■ **WHAT YOU ARE ASKED TO DO**: Determine which lines contain the word "LIMITED", then copy those lines.

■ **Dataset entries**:
========

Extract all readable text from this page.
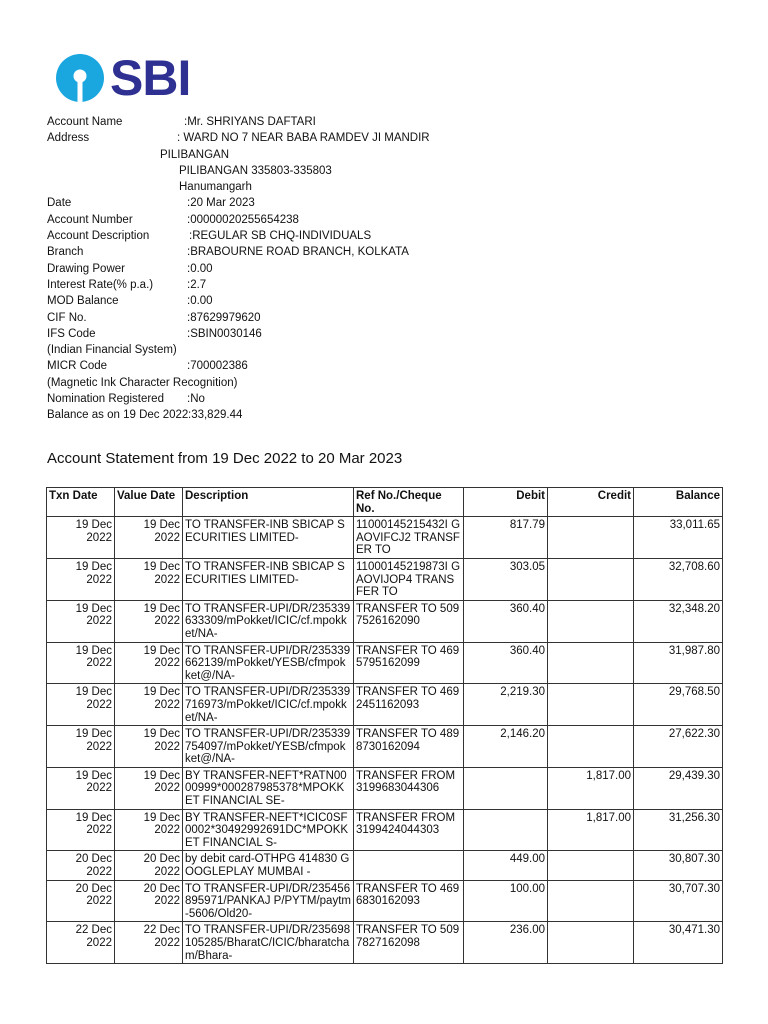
SBI
Account Name	:Mr. SHRIYANS DAFTARI
Address	: WARD NO 7 NEAR BABA RAMDEV JI MANDIR
PILIBANGAN
PILIBANGAN 335803-335803
Hanumangarh
Date	:20 Mar 2023
Account Number	:00000020255654238
Account Description	:REGULAR SB CHQ-INDIVIDUALS
Branch	:BRABOURNE ROAD BRANCH, KOLKATA
Drawing Power	:0.00
Interest Rate(% p.a.)	:2.7
MOD Balance	:0.00
CIF No.	:87629979620
IFS Code	:SBIN0030146
(Indian Financial System)
MICR Code	:700002386
(Magnetic Ink Character Recognition)
Nomination Registered :No
Balance as on 19 Dec 2022 :33,829.44
Account Statement from 19 Dec 2022 to 20 Mar 2023
Txn Date	Value Date	Description	Ref No./Cheque No.	Debit	Credit	Balance

19 Dec 2022	19 Dec 2022	TO TRANSFER-INB SBICAP SECURITIES LIMITED-	11000145215432I GAOVIFCJ2 TRANSFER TO	817.79		33,011.65

19 Dec 2022	19 Dec 2022	TO TRANSFER-INB SBICAP SECURITIES LIMITED-	11000145219873I GAOVIJOP4 TRANSFER TO	303.05		32,708.60

19 Dec 2022	19 Dec 2022	TO TRANSFER-UPI/DR/235339633309/mPokket/ICIC/cf.mpokket/NA-	TRANSFER TO 5097526162090	360.40		32,348.20

19 Dec 2022	19 Dec 2022	TO TRANSFER-UPI/DR/235339662139/mPokket/YESB/cfmpokket@/NA-	TRANSFER TO 4695795162099	360.40		31,987.80

19 Dec 2022	19 Dec 2022	TO TRANSFER-UPI/DR/235339716973/mPokket/ICIC/cf.mpokket/NA-	TRANSFER TO 4692451162093	2,219.30		29,768.50

19 Dec 2022	19 Dec 2022	TO TRANSFER-UPI/DR/235339754097/mPokket/YESB/cfmpokket@/NA-	TRANSFER TO 4898730162094	2,146.20		27,622.30

19 Dec 2022	19 Dec 2022	BY TRANSFER-NEFT*RATN0000999*000287985378*MPOKKET FINANCIAL SE-	TRANSFER FROM 3199683044306		1,817.00	29,439.30

19 Dec 2022	19 Dec 2022	BY TRANSFER-NEFT*ICIC0SF0002*30492992691DC*MPOKKET FINANCIAL S-	TRANSFER FROM 3199424044303		1,817.00	31,256.30

20 Dec 2022	20 Dec 2022	by debit card-OTHPG 414830 GOOGLEPLAY MUMBAI -		449.00		30,807.30

20 Dec 2022	20 Dec 2022	TO TRANSFER-UPI/DR/235456895971/PANKAJ P/PYTM/paytm-5606/Old20-	TRANSFER TO 4696830162093	100.00		30,707.30

22 Dec 2022	22 Dec 2022	TO TRANSFER-UPI/DR/235698105285/BharatC/ICIC/bharatcham/Bhara-	TRANSFER TO 5097827162098	236.00		30,471.30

========

■ **RESPONSE TO THIS EXERCISE**:
19 Dec 2022	19 Dec 2022	TO TRANSFER-INB SBICAP SECURITIES LIMITED-	11000145215432I GAOVIFCJ2 TRANSFER TO	817.79		33,011.65
19 Dec 2022	19 Dec 2022	TO TRANSFER-INB SBICAP SECURITIES LIMITED-	11000145219873I GAOVIJOP4 TRANSFER TO	303.05		32,708.60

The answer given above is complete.